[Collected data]

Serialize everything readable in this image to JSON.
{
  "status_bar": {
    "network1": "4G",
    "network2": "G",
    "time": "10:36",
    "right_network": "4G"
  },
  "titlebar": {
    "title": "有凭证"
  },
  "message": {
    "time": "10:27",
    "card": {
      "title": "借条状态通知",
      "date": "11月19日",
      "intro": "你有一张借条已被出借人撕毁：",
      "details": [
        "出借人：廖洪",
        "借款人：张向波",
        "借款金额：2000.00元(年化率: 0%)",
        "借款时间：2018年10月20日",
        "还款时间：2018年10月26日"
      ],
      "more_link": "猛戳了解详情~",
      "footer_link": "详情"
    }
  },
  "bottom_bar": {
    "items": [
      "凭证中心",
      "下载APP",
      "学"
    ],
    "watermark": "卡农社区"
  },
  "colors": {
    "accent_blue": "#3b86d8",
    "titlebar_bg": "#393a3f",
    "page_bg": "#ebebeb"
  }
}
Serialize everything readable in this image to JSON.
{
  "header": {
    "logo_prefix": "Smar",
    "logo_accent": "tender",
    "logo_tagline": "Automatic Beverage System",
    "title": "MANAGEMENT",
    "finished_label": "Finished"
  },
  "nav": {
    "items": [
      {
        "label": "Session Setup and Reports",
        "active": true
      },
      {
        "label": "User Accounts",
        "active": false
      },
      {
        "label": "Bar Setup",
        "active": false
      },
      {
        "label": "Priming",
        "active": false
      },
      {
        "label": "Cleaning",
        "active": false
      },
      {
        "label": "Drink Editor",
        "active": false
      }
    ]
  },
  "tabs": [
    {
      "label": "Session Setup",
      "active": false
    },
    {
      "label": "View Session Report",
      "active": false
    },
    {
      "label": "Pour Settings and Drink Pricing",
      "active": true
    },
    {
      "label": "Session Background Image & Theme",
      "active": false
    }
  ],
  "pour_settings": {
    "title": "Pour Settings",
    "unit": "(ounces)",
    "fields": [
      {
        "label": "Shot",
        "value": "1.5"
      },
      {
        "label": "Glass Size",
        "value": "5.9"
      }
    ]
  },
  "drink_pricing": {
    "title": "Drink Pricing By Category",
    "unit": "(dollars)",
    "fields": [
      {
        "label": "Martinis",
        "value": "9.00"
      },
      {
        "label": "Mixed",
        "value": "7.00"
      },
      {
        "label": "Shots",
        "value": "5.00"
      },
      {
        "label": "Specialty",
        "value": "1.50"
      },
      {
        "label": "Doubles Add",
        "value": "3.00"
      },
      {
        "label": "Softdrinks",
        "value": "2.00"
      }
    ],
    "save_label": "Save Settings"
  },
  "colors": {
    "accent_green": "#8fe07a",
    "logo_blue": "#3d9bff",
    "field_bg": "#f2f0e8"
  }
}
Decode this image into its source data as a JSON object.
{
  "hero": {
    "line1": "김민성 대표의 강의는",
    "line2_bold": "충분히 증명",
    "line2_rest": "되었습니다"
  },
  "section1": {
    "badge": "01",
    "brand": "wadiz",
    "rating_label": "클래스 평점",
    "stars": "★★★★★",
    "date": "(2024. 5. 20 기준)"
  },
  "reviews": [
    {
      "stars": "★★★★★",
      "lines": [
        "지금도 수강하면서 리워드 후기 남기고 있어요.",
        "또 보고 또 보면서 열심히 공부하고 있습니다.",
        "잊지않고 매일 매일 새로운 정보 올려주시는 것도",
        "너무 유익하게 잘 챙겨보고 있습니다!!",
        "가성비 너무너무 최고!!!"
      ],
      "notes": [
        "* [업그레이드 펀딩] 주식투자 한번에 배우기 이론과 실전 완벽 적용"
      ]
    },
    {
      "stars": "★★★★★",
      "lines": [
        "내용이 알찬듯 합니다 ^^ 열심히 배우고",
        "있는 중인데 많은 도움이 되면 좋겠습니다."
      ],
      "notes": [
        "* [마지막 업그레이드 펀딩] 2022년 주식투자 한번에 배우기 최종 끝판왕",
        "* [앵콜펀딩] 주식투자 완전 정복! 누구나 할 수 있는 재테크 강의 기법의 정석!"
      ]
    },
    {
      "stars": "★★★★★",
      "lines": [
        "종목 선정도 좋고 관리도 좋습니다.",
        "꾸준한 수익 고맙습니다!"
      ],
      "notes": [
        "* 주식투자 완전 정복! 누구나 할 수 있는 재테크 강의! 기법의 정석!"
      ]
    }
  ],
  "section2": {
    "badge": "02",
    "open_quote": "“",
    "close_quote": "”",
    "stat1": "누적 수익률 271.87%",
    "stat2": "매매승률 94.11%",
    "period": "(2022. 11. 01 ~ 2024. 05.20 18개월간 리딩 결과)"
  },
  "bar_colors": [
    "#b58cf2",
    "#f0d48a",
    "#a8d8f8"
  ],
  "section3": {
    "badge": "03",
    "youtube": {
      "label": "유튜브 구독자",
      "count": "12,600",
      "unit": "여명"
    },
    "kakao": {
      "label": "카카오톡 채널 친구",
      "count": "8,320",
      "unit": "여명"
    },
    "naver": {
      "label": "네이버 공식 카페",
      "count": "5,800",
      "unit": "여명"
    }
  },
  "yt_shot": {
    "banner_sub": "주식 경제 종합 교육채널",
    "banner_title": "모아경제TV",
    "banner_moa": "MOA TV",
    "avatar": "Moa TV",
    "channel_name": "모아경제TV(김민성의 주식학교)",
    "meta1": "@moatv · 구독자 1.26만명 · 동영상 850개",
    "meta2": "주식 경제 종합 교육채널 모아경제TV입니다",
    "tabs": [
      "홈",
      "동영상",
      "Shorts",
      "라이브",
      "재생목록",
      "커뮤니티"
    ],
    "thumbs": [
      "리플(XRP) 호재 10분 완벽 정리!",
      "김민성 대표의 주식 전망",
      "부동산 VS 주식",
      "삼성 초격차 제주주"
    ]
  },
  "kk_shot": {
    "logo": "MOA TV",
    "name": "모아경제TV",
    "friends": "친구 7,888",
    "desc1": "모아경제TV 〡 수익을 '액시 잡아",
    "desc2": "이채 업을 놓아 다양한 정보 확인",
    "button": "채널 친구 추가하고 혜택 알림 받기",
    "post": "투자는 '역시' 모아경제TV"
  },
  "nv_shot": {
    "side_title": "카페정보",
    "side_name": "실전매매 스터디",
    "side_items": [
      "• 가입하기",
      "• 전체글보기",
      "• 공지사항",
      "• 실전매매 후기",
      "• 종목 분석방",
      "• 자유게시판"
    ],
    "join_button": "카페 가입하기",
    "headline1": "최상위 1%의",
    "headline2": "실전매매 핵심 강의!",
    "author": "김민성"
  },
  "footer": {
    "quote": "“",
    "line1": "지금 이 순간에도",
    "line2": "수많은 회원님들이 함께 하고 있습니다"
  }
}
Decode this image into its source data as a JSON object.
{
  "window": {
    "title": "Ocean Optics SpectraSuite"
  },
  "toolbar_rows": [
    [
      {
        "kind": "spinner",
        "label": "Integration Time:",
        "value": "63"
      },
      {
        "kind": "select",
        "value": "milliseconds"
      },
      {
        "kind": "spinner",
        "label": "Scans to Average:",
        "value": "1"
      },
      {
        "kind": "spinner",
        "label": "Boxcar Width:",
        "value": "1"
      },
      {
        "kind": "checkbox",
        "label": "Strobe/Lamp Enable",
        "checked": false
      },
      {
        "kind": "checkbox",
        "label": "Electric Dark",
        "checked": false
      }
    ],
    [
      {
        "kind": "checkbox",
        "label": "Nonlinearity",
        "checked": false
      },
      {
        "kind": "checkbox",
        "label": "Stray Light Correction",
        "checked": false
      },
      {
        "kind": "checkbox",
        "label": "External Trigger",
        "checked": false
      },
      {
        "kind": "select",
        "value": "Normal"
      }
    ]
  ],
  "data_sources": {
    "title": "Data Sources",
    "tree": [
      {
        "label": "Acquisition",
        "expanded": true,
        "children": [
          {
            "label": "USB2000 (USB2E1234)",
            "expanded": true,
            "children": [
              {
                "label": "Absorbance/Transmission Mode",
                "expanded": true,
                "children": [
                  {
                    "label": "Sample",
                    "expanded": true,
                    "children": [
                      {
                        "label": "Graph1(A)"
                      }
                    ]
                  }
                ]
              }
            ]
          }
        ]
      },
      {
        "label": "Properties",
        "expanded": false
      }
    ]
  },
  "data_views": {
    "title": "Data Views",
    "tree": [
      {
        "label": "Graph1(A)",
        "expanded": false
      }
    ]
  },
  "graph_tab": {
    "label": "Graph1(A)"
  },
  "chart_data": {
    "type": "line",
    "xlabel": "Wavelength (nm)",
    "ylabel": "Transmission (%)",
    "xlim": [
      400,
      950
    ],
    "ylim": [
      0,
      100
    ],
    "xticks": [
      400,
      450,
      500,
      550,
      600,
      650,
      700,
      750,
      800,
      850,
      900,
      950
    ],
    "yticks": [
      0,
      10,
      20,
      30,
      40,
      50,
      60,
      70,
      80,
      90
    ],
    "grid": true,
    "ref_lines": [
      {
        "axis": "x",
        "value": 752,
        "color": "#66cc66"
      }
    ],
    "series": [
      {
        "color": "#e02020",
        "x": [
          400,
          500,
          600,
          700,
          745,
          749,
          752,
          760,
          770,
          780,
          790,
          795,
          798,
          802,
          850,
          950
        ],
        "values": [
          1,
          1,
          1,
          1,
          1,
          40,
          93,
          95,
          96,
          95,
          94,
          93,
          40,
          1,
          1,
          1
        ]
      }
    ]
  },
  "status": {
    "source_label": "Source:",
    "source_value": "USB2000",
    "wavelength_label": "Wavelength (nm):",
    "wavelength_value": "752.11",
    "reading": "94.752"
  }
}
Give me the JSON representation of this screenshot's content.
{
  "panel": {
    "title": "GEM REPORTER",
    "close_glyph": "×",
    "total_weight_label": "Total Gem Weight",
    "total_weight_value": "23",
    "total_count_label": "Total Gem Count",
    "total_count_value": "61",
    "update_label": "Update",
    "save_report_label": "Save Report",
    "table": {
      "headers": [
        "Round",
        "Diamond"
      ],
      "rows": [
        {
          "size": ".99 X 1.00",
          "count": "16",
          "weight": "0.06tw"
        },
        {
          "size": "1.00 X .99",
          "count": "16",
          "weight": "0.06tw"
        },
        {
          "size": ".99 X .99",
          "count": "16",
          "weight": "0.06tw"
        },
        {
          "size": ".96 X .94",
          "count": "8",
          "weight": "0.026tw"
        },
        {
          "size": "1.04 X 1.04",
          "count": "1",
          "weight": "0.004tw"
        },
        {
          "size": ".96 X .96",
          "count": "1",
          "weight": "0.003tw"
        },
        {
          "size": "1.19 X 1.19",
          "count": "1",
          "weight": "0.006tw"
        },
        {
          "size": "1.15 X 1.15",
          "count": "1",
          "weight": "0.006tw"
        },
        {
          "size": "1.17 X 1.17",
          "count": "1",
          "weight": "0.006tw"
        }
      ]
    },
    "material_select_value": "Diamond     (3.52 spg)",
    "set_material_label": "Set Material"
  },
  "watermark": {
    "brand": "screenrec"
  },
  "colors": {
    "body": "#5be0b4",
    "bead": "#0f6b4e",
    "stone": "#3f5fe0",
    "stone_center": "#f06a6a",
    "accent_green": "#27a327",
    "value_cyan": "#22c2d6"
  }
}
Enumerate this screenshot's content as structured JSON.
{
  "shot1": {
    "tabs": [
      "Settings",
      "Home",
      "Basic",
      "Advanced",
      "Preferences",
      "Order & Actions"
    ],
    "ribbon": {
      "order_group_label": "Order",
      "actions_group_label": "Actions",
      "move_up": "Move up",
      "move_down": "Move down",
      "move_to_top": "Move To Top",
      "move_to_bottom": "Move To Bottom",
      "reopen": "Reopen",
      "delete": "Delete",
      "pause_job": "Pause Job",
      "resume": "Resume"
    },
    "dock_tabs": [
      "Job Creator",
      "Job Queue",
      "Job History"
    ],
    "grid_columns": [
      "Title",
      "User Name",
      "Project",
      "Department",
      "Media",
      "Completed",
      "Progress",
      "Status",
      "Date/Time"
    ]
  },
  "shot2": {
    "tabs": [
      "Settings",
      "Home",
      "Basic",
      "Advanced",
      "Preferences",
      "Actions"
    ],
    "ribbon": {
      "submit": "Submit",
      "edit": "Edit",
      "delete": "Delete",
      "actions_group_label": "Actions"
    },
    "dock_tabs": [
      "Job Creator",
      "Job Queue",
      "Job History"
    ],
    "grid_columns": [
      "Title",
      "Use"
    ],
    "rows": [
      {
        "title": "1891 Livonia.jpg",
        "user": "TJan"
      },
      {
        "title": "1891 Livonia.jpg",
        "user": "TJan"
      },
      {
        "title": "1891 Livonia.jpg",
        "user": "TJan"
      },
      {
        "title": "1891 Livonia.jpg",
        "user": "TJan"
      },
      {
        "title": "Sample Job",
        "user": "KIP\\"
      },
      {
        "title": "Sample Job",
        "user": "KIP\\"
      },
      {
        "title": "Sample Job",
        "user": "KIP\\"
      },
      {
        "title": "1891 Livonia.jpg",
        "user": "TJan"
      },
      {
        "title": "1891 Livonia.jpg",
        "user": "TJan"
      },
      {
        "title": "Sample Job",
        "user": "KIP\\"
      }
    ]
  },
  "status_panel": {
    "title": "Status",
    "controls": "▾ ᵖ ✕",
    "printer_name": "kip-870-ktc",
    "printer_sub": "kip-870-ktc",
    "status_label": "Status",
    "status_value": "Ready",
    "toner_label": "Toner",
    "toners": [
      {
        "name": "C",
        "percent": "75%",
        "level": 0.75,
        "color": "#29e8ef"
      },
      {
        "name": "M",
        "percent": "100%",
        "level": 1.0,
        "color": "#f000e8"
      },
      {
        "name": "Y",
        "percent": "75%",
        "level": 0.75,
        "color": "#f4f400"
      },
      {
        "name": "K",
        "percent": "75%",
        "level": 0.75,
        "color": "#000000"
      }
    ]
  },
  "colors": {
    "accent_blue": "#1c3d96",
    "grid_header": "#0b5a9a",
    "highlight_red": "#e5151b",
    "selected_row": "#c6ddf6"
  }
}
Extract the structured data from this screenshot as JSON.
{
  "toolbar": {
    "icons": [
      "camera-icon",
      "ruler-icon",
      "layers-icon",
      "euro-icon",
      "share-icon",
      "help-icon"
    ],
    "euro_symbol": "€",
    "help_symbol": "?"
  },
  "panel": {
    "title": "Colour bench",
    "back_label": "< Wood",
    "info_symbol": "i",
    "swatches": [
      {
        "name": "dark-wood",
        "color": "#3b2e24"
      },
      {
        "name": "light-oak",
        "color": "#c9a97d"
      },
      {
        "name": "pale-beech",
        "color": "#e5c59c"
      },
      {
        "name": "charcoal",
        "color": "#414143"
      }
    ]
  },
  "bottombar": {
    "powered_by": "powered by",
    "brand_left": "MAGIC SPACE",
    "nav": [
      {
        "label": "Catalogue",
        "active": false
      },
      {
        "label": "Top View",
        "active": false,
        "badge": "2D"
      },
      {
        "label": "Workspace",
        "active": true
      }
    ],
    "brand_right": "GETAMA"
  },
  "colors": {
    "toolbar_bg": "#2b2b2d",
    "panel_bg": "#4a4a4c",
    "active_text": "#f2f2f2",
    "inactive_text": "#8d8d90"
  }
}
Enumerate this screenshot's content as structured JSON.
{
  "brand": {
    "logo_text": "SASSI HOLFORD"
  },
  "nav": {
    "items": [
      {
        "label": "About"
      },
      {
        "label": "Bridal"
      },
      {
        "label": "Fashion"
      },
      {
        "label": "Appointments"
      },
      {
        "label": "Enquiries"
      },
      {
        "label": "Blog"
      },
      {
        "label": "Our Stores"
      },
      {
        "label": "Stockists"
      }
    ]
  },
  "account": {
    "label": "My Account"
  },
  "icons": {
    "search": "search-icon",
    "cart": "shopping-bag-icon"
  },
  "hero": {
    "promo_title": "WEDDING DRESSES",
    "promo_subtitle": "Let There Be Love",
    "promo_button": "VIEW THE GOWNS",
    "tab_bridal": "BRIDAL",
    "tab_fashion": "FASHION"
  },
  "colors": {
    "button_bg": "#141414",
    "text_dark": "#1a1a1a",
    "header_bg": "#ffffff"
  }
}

Problem details » Provide the number of lines containing the string "Order", with no other output.

Task solution » 2